▶ _To do_
Identify each line below containing the string "Tonifying" and copy it.

▶ _Available records_
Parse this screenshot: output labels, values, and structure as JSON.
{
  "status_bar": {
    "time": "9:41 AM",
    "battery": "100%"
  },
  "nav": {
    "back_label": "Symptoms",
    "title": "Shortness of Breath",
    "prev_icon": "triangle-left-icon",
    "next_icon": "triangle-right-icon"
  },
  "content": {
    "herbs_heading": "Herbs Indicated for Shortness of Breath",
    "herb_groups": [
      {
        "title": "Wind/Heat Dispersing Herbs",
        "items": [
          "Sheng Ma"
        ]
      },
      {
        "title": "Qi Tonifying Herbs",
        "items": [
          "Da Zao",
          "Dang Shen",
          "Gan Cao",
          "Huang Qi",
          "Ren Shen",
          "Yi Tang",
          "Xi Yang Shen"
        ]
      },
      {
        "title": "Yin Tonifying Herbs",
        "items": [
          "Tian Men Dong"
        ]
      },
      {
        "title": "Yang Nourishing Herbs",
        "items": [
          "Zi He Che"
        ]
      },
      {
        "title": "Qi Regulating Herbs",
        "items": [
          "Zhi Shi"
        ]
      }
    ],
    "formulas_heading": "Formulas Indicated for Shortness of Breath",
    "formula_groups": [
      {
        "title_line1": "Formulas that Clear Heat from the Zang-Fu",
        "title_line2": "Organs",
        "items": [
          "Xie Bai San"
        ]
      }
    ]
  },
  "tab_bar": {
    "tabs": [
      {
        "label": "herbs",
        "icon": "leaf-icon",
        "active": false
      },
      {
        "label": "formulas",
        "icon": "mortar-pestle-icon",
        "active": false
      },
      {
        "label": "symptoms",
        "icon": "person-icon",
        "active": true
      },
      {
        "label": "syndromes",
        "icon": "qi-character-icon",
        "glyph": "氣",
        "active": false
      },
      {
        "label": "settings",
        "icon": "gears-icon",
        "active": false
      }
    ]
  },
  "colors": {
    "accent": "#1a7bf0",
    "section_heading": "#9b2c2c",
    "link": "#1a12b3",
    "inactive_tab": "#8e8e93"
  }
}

▶ _Task output_
        "title": "Qi Tonifying Herbs",
        "title": "Yin Tonifying Herbs",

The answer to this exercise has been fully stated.